Work to be completed: Reproduce every entry exactly and leave its pictures out.

::: Data shown :::

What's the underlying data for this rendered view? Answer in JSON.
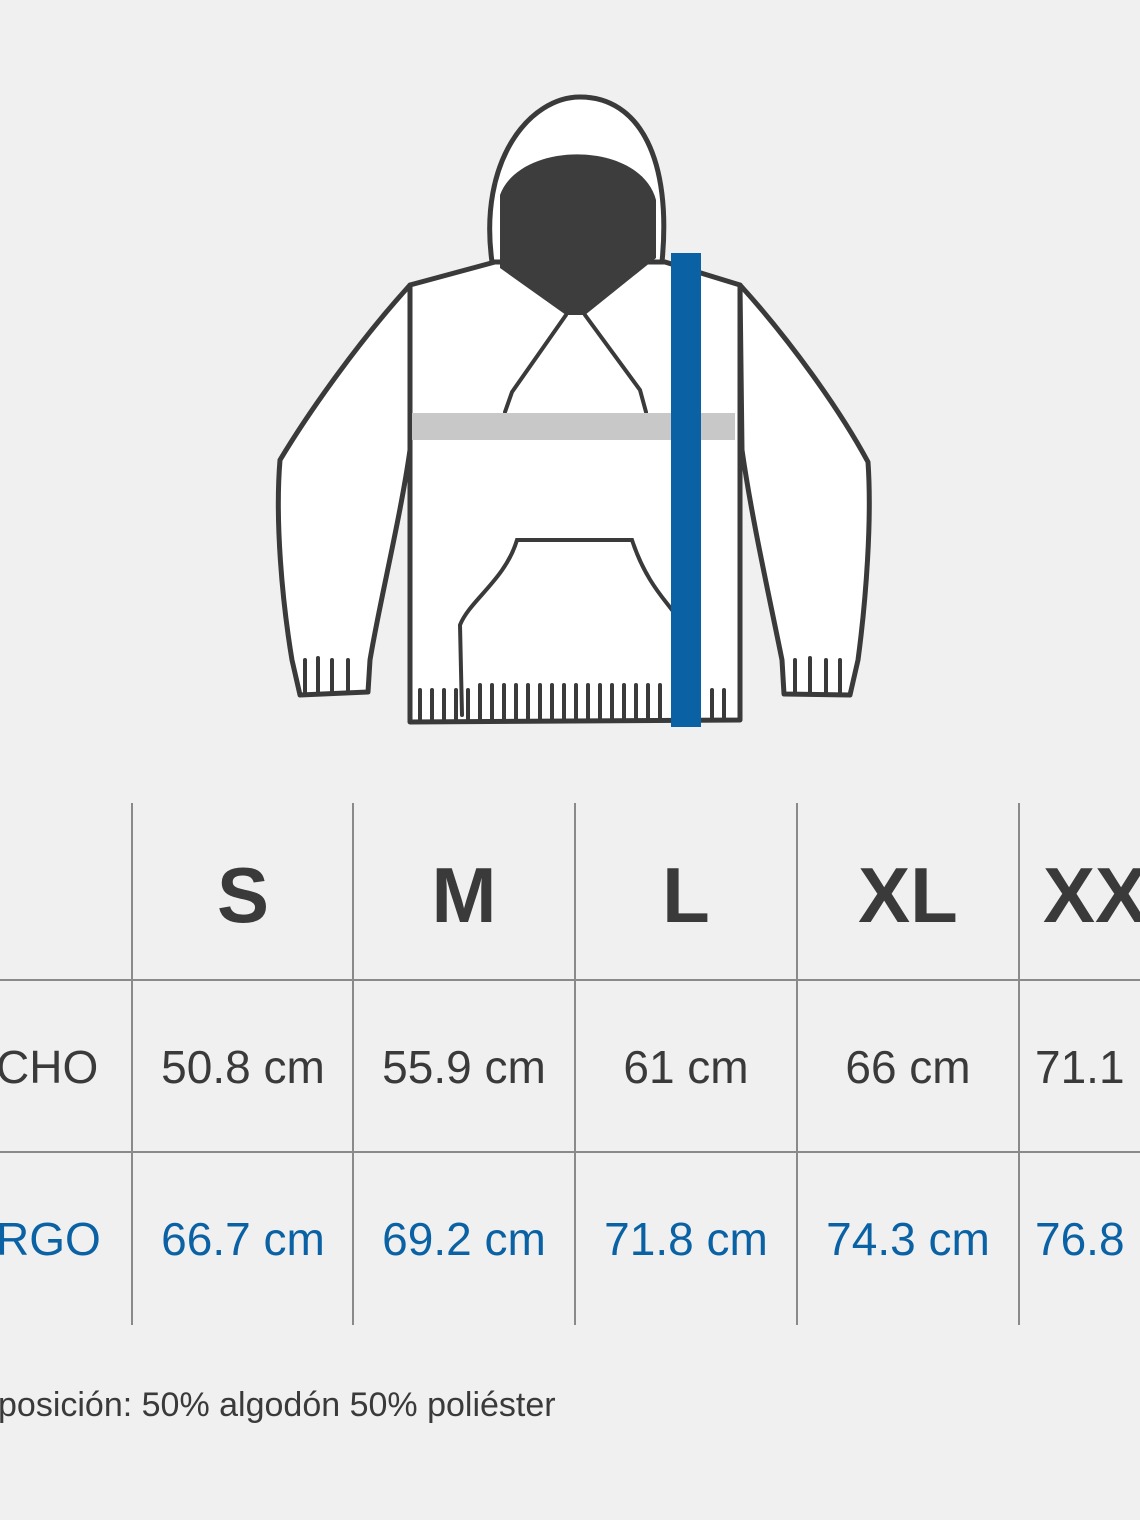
{
  "colors": {
    "background": "#f0f0f0",
    "accent_blue": "#0a62a5",
    "text_dark": "#3a3a3a",
    "chest_bar": "#c8c8c8"
  },
  "illustration": {
    "icon": "hoodie-measurement-diagram"
  },
  "table": {
    "sizes": [
      "S",
      "M",
      "L",
      "XL",
      "XX"
    ],
    "rows": [
      {
        "label": "CHO",
        "values": [
          "50.8 cm",
          "55.9 cm",
          "61 cm",
          "66 cm",
          "71.1"
        ]
      },
      {
        "label": "RGO",
        "values": [
          "66.7 cm",
          "69.2 cm",
          "71.8 cm",
          "74.3 cm",
          "76.8"
        ]
      }
    ]
  },
  "footer": "posición: 50% algodón 50% poliéster"
}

:::

Response to the exercise:
What's the underlying data for this rendered view? Answer in JSON.
{
  "colors": {
    "background": "#f0f0f0",
    "accent_blue": "#0a62a5",
    "text_dark": "#3a3a3a",
    "chest_bar": "#c8c8c8"
  },
  "illustration": {
    "icon": "hoodie-measurement-diagram"
  },
  "table": {
    "sizes": [
      "S",
      "M",
      "L",
      "XL",
      "XX"
    ],
    "rows": [
      {
        "label": "CHO",
        "values": [
          "50.8 cm",
          "55.9 cm",
          "61 cm",
          "66 cm",
          "71.1"
        ]
      },
      {
        "label": "RGO",
        "values": [
          "66.7 cm",
          "69.2 cm",
          "71.8 cm",
          "74.3 cm",
          "76.8"
        ]
      }
    ]
  },
  "footer": "posición: 50% algodón 50% poliéster"
}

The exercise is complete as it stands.